▶ Written instruction:
Return the number of lines holding "Displacement", with nothing added.
>> Start Input data
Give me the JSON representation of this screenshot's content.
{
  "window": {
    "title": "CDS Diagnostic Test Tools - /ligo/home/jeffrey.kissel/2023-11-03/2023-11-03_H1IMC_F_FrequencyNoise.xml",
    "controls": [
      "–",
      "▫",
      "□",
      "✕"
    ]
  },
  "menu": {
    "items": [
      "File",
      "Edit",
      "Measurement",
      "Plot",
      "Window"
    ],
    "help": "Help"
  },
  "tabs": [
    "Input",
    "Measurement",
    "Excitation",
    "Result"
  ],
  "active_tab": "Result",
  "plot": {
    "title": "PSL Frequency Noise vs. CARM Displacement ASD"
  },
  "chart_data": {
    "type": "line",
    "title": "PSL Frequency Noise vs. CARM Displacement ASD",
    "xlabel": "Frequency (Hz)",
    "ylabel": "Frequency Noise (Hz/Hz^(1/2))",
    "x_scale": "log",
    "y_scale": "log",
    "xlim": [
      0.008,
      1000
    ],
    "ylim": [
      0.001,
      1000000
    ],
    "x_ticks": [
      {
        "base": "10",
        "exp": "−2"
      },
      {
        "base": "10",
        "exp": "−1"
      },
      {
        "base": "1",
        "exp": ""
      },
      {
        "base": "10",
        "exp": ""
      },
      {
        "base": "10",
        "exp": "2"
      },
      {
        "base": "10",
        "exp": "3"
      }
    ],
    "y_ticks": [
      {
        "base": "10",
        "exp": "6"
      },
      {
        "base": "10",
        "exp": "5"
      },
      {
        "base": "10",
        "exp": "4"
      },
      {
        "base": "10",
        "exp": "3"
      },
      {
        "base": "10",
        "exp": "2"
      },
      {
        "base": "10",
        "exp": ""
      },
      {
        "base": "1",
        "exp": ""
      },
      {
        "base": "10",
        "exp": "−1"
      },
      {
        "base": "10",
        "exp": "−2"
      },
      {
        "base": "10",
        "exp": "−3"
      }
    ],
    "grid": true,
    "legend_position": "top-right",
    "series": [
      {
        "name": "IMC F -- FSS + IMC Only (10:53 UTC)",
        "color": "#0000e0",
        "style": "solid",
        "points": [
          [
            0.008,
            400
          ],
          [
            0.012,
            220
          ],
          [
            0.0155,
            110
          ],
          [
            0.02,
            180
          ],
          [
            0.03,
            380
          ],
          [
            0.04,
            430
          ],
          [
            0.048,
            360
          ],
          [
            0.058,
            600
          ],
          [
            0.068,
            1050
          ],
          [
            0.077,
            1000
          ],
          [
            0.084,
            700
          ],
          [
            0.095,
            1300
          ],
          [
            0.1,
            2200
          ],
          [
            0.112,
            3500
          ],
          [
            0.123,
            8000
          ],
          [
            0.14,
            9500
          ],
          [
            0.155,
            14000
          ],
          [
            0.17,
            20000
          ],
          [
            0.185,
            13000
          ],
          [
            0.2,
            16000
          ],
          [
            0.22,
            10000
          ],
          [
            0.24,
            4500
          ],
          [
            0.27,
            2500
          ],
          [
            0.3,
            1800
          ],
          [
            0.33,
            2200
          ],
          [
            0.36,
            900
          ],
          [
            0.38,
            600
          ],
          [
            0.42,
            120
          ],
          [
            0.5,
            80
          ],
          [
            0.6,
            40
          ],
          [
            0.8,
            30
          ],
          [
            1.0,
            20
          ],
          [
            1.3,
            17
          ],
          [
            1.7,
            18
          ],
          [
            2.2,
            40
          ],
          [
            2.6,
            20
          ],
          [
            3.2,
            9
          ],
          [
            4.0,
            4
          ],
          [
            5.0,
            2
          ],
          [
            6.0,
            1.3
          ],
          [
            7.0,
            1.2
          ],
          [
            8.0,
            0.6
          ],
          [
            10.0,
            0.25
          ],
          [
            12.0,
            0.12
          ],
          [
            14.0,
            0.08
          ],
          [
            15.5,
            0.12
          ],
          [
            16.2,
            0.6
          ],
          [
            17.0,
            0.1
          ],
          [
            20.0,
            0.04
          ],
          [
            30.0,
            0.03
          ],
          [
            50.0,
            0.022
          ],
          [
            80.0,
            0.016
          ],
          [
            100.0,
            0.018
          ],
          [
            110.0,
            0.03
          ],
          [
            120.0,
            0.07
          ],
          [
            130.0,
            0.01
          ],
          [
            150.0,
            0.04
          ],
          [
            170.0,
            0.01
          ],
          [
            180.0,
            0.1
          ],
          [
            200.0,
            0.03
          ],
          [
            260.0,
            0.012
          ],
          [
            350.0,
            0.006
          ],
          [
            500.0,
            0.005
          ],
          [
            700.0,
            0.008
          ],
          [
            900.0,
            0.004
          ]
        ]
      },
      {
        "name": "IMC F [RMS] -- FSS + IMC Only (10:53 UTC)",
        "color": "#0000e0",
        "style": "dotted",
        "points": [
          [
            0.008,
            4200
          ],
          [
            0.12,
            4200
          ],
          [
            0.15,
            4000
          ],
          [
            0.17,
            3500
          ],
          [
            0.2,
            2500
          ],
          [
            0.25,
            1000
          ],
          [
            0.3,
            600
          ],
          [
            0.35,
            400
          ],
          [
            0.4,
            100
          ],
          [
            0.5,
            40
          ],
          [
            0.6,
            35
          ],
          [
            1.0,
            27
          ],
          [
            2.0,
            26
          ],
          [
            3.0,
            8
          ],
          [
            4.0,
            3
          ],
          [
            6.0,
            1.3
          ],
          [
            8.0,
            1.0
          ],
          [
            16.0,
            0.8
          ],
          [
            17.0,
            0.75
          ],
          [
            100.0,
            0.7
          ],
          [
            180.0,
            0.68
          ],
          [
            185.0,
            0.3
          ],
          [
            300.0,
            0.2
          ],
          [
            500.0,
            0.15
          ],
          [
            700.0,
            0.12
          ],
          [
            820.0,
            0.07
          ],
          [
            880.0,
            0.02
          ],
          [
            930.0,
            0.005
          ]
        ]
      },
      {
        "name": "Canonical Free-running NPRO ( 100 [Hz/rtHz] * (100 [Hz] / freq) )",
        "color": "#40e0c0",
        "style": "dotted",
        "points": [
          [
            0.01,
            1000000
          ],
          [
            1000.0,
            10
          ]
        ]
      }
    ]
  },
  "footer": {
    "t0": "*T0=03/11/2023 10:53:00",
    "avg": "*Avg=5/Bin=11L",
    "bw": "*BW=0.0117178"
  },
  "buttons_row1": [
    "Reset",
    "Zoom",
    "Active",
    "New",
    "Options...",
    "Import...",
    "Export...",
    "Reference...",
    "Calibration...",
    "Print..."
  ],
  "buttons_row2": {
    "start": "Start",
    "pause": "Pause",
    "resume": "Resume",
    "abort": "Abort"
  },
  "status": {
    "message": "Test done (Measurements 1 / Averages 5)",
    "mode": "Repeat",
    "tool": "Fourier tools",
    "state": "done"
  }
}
>> End Input data
▶ Right answer:
2